▶ [DIRECTIONS FOR THIS TASK]: Set the listing down unchanged, minus every embedded image.

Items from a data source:

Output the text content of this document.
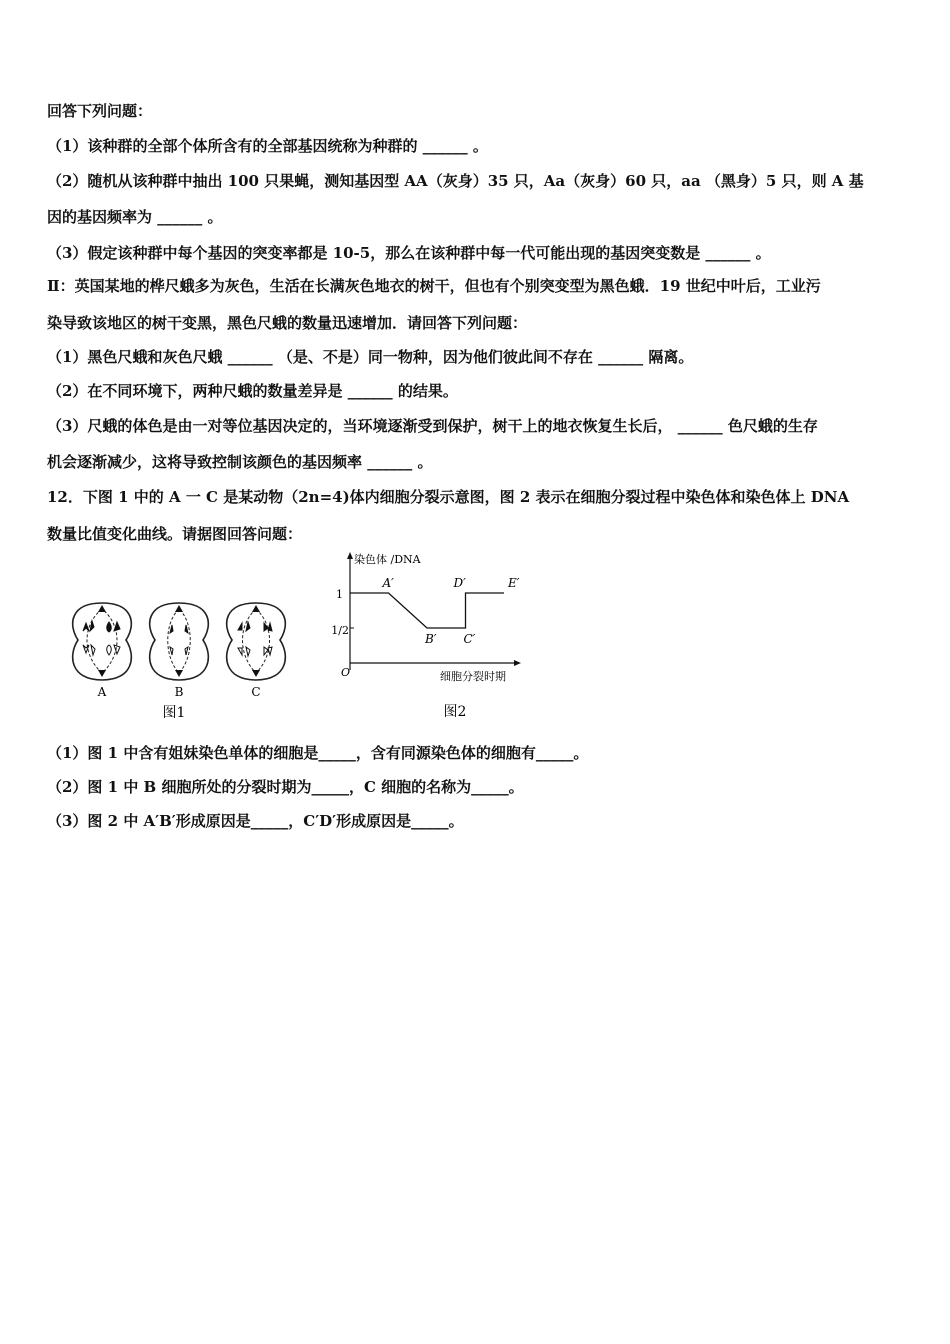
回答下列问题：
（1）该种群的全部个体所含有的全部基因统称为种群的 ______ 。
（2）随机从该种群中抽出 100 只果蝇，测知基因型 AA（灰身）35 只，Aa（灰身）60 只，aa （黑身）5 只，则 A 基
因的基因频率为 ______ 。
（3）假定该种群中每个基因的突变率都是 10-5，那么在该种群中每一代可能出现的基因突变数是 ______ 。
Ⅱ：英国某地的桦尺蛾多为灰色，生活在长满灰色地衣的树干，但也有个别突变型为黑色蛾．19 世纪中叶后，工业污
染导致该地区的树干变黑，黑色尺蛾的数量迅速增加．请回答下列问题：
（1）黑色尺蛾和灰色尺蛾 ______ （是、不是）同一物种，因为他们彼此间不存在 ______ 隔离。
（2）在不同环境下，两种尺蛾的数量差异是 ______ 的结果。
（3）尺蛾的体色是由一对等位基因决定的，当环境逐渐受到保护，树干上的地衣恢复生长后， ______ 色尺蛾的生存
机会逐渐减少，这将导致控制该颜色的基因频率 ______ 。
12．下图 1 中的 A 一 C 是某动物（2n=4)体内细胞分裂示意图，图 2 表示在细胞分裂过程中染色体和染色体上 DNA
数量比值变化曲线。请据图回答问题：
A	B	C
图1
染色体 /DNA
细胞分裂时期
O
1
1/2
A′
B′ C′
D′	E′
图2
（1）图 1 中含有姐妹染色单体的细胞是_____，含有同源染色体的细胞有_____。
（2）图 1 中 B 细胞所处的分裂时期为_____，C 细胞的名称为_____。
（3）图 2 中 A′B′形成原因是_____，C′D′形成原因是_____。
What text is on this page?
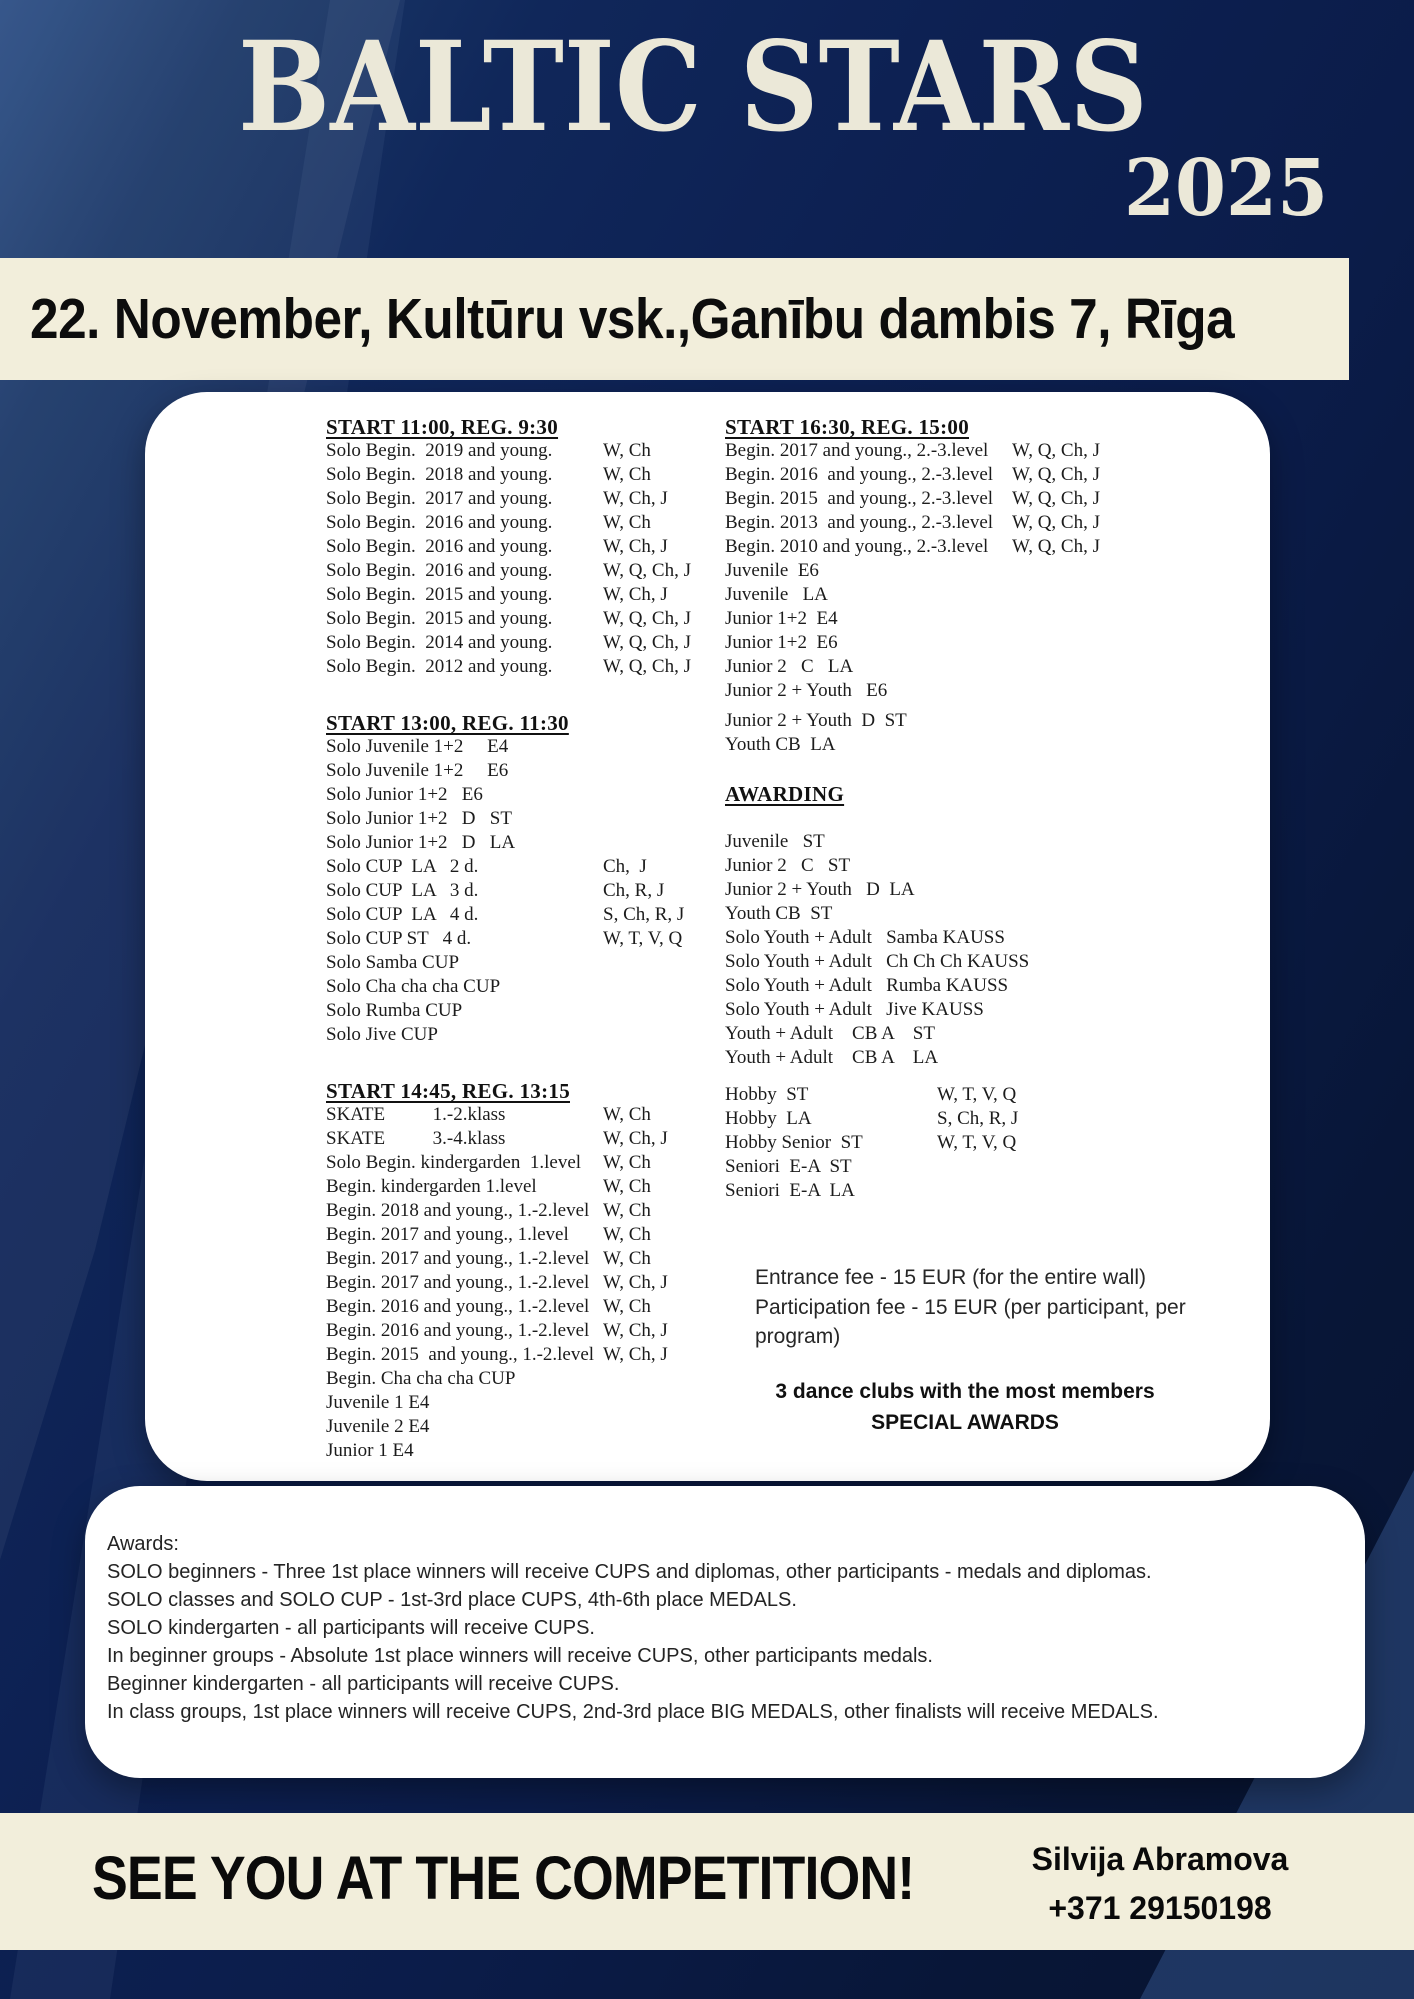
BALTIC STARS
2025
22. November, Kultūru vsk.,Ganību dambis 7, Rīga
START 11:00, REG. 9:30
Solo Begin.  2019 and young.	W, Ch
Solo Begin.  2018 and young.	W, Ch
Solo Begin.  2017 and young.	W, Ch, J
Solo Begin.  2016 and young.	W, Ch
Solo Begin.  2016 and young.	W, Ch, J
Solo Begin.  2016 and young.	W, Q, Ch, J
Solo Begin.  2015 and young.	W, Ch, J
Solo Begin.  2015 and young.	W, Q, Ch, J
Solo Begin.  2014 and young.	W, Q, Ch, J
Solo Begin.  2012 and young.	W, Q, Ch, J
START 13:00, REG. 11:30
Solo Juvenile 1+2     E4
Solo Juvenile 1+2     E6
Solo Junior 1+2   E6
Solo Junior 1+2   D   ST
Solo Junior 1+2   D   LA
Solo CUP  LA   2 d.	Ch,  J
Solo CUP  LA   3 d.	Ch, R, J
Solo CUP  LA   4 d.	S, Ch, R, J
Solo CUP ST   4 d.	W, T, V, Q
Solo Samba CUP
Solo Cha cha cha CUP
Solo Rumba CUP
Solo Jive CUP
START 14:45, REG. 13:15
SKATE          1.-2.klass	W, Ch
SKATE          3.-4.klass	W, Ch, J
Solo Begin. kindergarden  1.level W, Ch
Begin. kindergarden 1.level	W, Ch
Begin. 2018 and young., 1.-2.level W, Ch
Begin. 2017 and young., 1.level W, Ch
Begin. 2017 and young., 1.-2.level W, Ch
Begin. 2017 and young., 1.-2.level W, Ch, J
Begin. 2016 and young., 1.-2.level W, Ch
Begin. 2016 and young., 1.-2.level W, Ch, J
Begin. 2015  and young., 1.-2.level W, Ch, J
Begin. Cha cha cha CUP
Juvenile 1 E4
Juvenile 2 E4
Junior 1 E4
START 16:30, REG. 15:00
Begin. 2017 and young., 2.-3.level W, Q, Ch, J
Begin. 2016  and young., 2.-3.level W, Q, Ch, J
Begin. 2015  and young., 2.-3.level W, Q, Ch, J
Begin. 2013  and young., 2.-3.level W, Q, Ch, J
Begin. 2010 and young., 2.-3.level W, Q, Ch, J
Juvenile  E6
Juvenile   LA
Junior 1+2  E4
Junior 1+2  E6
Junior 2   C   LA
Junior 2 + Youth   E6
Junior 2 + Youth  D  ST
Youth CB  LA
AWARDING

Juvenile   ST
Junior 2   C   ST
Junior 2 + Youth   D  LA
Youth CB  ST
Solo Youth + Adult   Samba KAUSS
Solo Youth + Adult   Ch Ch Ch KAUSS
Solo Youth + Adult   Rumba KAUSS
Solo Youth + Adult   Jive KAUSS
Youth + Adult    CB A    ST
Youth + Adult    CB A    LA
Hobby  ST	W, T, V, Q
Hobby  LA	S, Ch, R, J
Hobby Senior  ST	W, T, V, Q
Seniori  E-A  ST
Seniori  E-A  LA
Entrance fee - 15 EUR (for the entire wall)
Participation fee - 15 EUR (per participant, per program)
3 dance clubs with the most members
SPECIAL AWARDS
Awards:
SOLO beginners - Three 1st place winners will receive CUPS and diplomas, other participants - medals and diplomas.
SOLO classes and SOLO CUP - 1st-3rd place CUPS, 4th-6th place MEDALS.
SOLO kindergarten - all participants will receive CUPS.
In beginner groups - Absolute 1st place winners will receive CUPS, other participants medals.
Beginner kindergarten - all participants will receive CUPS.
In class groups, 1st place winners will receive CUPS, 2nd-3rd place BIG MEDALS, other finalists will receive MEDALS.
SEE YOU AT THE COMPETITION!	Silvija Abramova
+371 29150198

▶ [SOLUTION]:
Output the text content of this document.
回答下列问题：
（1）该种群的全部个体所含有的全部基因统称为种群的 ______ 。
（2）随机从该种群中抽出 100 只果蝇，测知基因型 AA（灰身）35 只，Aa（灰身）60 只，aa （黑身）5 只，则 A 基
因的基因频率为 ______ 。
（3）假定该种群中每个基因的突变率都是 10-5，那么在该种群中每一代可能出现的基因突变数是 ______ 。
Ⅱ：英国某地的桦尺蛾多为灰色，生活在长满灰色地衣的树干，但也有个别突变型为黑色蛾．19 世纪中叶后，工业污
染导致该地区的树干变黑，黑色尺蛾的数量迅速增加．请回答下列问题：
（1）黑色尺蛾和灰色尺蛾 ______ （是、不是）同一物种，因为他们彼此间不存在 ______ 隔离。
（2）在不同环境下，两种尺蛾的数量差异是 ______ 的结果。
（3）尺蛾的体色是由一对等位基因决定的，当环境逐渐受到保护，树干上的地衣恢复生长后， ______ 色尺蛾的生存
机会逐渐减少，这将导致控制该颜色的基因频率 ______ 。
12．下图 1 中的 A 一 C 是某动物（2n=4)体内细胞分裂示意图，图 2 表示在细胞分裂过程中染色体和染色体上 DNA
数量比值变化曲线。请据图回答问题：
A	B	C
图1
染色体 /DNA
细胞分裂时期
O
1
1/2
A′
B′ C′
D′	E′
图2
（1）图 1 中含有姐妹染色单体的细胞是_____，含有同源染色体的细胞有_____。
（2）图 1 中 B 细胞所处的分裂时期为_____，C 细胞的名称为_____。
（3）图 2 中 A′B′形成原因是_____，C′D′形成原因是_____。
What text is on this page?
BALTIC STARS
2025
22. November, Kultūru vsk.,Ganību dambis 7, Rīga
START 11:00, REG. 9:30
Solo Begin.  2019 and young.	W, Ch
Solo Begin.  2018 and young.	W, Ch
Solo Begin.  2017 and young.	W, Ch, J
Solo Begin.  2016 and young.	W, Ch
Solo Begin.  2016 and young.	W, Ch, J
Solo Begin.  2016 and young.	W, Q, Ch, J
Solo Begin.  2015 and young.	W, Ch, J
Solo Begin.  2015 and young.	W, Q, Ch, J
Solo Begin.  2014 and young.	W, Q, Ch, J
Solo Begin.  2012 and young.	W, Q, Ch, J
START 13:00, REG. 11:30
Solo Juvenile 1+2     E4
Solo Juvenile 1+2     E6
Solo Junior 1+2   E6
Solo Junior 1+2   D   ST
Solo Junior 1+2   D   LA
Solo CUP  LA   2 d.	Ch,  J
Solo CUP  LA   3 d.	Ch, R, J
Solo CUP  LA   4 d.	S, Ch, R, J
Solo CUP ST   4 d.	W, T, V, Q
Solo Samba CUP
Solo Cha cha cha CUP
Solo Rumba CUP
Solo Jive CUP
START 14:45, REG. 13:15
SKATE          1.-2.klass	W, Ch
SKATE          3.-4.klass	W, Ch, J
Solo Begin. kindergarden  1.level W, Ch
Begin. kindergarden 1.level	W, Ch
Begin. 2018 and young., 1.-2.level W, Ch
Begin. 2017 and young., 1.level W, Ch
Begin. 2017 and young., 1.-2.level W, Ch
Begin. 2017 and young., 1.-2.level W, Ch, J
Begin. 2016 and young., 1.-2.level W, Ch
Begin. 2016 and young., 1.-2.level W, Ch, J
Begin. 2015  and young., 1.-2.level W, Ch, J
Begin. Cha cha cha CUP
Juvenile 1 E4
Juvenile 2 E4
Junior 1 E4
START 16:30, REG. 15:00
Begin. 2017 and young., 2.-3.level W, Q, Ch, J
Begin. 2016  and young., 2.-3.level W, Q, Ch, J
Begin. 2015  and young., 2.-3.level W, Q, Ch, J
Begin. 2013  and young., 2.-3.level W, Q, Ch, J
Begin. 2010 and young., 2.-3.level W, Q, Ch, J
Juvenile  E6
Juvenile   LA
Junior 1+2  E4
Junior 1+2  E6
Junior 2   C   LA
Junior 2 + Youth   E6
Junior 2 + Youth  D  ST
Youth CB  LA
AWARDING

Juvenile   ST
Junior 2   C   ST
Junior 2 + Youth   D  LA
Youth CB  ST
Solo Youth + Adult   Samba KAUSS
Solo Youth + Adult   Ch Ch Ch KAUSS
Solo Youth + Adult   Rumba KAUSS
Solo Youth + Adult   Jive KAUSS
Youth + Adult    CB A    ST
Youth + Adult    CB A    LA
Hobby  ST	W, T, V, Q
Hobby  LA	S, Ch, R, J
Hobby Senior  ST	W, T, V, Q
Seniori  E-A  ST
Seniori  E-A  LA
Entrance fee - 15 EUR (for the entire wall)
Participation fee - 15 EUR (per participant, per program)
3 dance clubs with the most members
SPECIAL AWARDS
Awards:
SOLO beginners - Three 1st place winners will receive CUPS and diplomas, other participants - medals and diplomas.
SOLO classes and SOLO CUP - 1st-3rd place CUPS, 4th-6th place MEDALS.
SOLO kindergarten - all participants will receive CUPS.
In beginner groups - Absolute 1st place winners will receive CUPS, other participants medals.
Beginner kindergarten - all participants will receive CUPS.
In class groups, 1st place winners will receive CUPS, 2nd-3rd place BIG MEDALS, other finalists will receive MEDALS.
SEE YOU AT THE COMPETITION!	Silvija Abramova
+371 29150198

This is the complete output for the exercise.